*Work instructions*. Retype each entry below exactly as it stands.

*Records for the exercise*.
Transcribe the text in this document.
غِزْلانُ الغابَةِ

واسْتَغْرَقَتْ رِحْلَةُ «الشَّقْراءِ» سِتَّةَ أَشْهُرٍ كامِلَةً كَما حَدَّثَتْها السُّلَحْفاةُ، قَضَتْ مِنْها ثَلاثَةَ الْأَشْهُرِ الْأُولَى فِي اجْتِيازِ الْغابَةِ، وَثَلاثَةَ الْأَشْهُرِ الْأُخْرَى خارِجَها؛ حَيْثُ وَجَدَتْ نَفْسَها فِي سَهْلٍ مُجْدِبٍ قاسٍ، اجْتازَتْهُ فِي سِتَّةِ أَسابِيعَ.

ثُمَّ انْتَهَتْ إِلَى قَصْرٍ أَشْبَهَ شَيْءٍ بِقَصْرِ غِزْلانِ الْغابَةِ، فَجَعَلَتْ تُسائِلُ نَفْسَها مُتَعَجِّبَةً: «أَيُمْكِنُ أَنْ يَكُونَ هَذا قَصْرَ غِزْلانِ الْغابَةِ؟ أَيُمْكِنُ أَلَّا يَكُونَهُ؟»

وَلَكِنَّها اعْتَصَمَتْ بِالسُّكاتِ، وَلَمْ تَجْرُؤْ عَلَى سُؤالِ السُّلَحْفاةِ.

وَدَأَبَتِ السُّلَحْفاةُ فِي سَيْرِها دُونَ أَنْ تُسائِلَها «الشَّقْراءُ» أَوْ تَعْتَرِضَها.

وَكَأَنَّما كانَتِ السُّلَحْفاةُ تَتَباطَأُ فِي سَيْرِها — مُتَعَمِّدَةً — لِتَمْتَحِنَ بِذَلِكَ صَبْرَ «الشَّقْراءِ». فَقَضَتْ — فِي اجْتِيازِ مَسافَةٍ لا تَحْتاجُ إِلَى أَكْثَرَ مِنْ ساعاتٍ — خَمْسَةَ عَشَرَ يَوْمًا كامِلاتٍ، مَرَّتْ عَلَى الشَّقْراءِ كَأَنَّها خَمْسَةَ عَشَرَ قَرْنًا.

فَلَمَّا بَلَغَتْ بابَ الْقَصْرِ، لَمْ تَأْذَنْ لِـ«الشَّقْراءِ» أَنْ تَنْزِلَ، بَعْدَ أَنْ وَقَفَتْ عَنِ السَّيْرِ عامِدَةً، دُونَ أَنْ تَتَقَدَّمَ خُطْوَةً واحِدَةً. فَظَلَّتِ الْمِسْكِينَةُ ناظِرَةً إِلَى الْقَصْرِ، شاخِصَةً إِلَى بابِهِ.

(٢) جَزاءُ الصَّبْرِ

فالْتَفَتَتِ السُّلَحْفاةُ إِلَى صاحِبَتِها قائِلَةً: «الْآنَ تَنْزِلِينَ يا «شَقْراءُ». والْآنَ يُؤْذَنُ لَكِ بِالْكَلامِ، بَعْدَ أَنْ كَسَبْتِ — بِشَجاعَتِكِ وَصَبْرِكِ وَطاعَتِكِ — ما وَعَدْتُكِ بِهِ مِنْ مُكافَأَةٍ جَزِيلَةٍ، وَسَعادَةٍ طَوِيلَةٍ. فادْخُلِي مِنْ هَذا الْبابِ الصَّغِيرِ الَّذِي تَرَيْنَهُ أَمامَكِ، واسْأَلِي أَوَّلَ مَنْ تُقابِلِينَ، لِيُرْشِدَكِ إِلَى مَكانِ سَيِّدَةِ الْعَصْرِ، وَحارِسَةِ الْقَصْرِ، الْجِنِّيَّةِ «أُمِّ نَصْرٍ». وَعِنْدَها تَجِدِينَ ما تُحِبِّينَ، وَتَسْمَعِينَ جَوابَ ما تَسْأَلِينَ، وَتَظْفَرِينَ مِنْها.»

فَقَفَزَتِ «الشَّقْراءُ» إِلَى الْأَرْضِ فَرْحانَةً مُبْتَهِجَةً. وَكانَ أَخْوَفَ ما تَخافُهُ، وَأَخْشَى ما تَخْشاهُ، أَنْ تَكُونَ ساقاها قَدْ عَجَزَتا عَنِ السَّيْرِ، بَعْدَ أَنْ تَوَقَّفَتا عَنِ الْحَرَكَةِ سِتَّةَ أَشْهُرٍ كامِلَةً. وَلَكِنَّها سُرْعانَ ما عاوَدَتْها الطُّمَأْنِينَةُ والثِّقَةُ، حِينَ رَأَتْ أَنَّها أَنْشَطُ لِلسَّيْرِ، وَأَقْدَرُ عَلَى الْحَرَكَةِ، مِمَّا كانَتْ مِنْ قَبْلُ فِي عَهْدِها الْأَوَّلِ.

*Task solution*.
Transcribe the text in this document.
غِزْلانُ الغابَةِ

واسْتَغْرَقَتْ رِحْلَةُ «الشَّقْراءِ» سِتَّةَ أَشْهُرٍ كامِلَةً كَما حَدَّثَتْها السُّلَحْفاةُ، قَضَتْ مِنْها ثَلاثَةَ الْأَشْهُرِ الْأُولَى فِي اجْتِيازِ الْغابَةِ، وَثَلاثَةَ الْأَشْهُرِ الْأُخْرَى خارِجَها؛ حَيْثُ وَجَدَتْ نَفْسَها فِي سَهْلٍ مُجْدِبٍ قاسٍ، اجْتازَتْهُ فِي سِتَّةِ أَسابِيعَ.

ثُمَّ انْتَهَتْ إِلَى قَصْرٍ أَشْبَهَ شَيْءٍ بِقَصْرِ غِزْلانِ الْغابَةِ، فَجَعَلَتْ تُسائِلُ نَفْسَها مُتَعَجِّبَةً: «أَيُمْكِنُ أَنْ يَكُونَ هَذا قَصْرَ غِزْلانِ الْغابَةِ؟ أَيُمْكِنُ أَلَّا يَكُونَهُ؟»

وَلَكِنَّها اعْتَصَمَتْ بِالسُّكاتِ، وَلَمْ تَجْرُؤْ عَلَى سُؤالِ السُّلَحْفاةِ.

وَدَأَبَتِ السُّلَحْفاةُ فِي سَيْرِها دُونَ أَنْ تُسائِلَها «الشَّقْراءُ» أَوْ تَعْتَرِضَها.

وَكَأَنَّما كانَتِ السُّلَحْفاةُ تَتَباطَأُ فِي سَيْرِها — مُتَعَمِّدَةً — لِتَمْتَحِنَ بِذَلِكَ صَبْرَ «الشَّقْراءِ». فَقَضَتْ — فِي اجْتِيازِ مَسافَةٍ لا تَحْتاجُ إِلَى أَكْثَرَ مِنْ ساعاتٍ — خَمْسَةَ عَشَرَ يَوْمًا كامِلاتٍ، مَرَّتْ عَلَى الشَّقْراءِ كَأَنَّها خَمْسَةَ عَشَرَ قَرْنًا.

فَلَمَّا بَلَغَتْ بابَ الْقَصْرِ، لَمْ تَأْذَنْ لِـ«الشَّقْراءِ» أَنْ تَنْزِلَ، بَعْدَ أَنْ وَقَفَتْ عَنِ السَّيْرِ عامِدَةً، دُونَ أَنْ تَتَقَدَّمَ خُطْوَةً واحِدَةً. فَظَلَّتِ الْمِسْكِينَةُ ناظِرَةً إِلَى الْقَصْرِ، شاخِصَةً إِلَى بابِهِ.

(٢) جَزاءُ الصَّبْرِ

فالْتَفَتَتِ السُّلَحْفاةُ إِلَى صاحِبَتِها قائِلَةً: «الْآنَ تَنْزِلِينَ يا «شَقْراءُ». والْآنَ يُؤْذَنُ لَكِ بِالْكَلامِ، بَعْدَ أَنْ كَسَبْتِ — بِشَجاعَتِكِ وَصَبْرِكِ وَطاعَتِكِ — ما وَعَدْتُكِ بِهِ مِنْ مُكافَأَةٍ جَزِيلَةٍ، وَسَعادَةٍ طَوِيلَةٍ. فادْخُلِي مِنْ هَذا الْبابِ الصَّغِيرِ الَّذِي تَرَيْنَهُ أَمامَكِ، واسْأَلِي أَوَّلَ مَنْ تُقابِلِينَ، لِيُرْشِدَكِ إِلَى مَكانِ سَيِّدَةِ الْعَصْرِ، وَحارِسَةِ الْقَصْرِ، الْجِنِّيَّةِ «أُمِّ نَصْرٍ». وَعِنْدَها تَجِدِينَ ما تُحِبِّينَ، وَتَسْمَعِينَ جَوابَ ما تَسْأَلِينَ، وَتَظْفَرِينَ مِنْها.»

فَقَفَزَتِ «الشَّقْراءُ» إِلَى الْأَرْضِ فَرْحانَةً مُبْتَهِجَةً. وَكانَ أَخْوَفَ ما تَخافُهُ، وَأَخْشَى ما تَخْشاهُ، أَنْ تَكُونَ ساقاها قَدْ عَجَزَتا عَنِ السَّيْرِ، بَعْدَ أَنْ تَوَقَّفَتا عَنِ الْحَرَكَةِ سِتَّةَ أَشْهُرٍ كامِلَةً. وَلَكِنَّها سُرْعانَ ما عاوَدَتْها الطُّمَأْنِينَةُ والثِّقَةُ، حِينَ رَأَتْ أَنَّها أَنْشَطُ لِلسَّيْرِ، وَأَقْدَرُ عَلَى الْحَرَكَةِ، مِمَّا كانَتْ مِنْ قَبْلُ فِي عَهْدِها الْأَوَّلِ.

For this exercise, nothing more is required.